GOAL:
Isolate every line in the data with the string "that" and copy it.

□ □ □ □ □ □ □

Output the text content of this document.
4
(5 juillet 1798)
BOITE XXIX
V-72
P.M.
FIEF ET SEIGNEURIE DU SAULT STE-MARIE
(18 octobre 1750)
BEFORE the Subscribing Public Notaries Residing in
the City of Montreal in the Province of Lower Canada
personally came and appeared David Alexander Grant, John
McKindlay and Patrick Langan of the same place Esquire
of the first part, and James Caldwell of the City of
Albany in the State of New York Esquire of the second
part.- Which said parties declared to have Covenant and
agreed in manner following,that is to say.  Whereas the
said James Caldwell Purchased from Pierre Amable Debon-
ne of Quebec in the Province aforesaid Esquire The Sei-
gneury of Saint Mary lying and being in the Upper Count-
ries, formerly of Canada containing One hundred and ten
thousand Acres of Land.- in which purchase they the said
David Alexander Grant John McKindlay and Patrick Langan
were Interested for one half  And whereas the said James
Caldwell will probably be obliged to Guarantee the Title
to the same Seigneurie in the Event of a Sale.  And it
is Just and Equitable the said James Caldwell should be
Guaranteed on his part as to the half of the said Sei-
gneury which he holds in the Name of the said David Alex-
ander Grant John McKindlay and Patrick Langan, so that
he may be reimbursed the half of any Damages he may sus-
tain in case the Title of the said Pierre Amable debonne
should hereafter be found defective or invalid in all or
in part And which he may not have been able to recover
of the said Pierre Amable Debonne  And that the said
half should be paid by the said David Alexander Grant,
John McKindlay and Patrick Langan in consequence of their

□ □ □ □ □ □ □

COMPLETED EXERCISE:
agreed in manner following,that is to say.  Whereas the
ander Grant John McKindlay and Patrick Langan, so that
of the said Pierre Amable Debonne  And that the said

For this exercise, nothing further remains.